• **AIM**:
Each line that holds the word "favicon" is to be identified and copied.

• **Stored dataset items**:
◇ ◇ ◇ ◇ ◇
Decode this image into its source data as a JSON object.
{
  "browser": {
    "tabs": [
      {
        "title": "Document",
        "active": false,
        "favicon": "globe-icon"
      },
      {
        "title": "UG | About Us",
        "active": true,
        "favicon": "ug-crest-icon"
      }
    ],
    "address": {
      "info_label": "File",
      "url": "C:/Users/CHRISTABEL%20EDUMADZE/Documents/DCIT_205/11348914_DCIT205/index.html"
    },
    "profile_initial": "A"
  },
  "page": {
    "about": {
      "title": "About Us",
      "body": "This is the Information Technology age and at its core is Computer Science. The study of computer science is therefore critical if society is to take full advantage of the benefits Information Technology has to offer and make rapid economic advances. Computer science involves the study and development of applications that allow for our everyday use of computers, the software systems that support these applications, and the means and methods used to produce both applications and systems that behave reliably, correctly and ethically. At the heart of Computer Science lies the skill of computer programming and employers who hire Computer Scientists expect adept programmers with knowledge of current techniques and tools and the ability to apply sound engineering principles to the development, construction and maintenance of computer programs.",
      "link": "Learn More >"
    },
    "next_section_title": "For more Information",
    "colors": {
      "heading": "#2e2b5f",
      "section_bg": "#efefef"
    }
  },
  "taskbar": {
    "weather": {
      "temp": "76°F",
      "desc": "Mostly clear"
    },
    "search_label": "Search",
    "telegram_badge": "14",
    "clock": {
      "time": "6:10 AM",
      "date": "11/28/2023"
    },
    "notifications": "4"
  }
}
◇ ◇ ◇ ◇ ◇
• **ANSWER TO THE EXERCISE**:
        "favicon": "globe-icon"
        "favicon": "ug-crest-icon"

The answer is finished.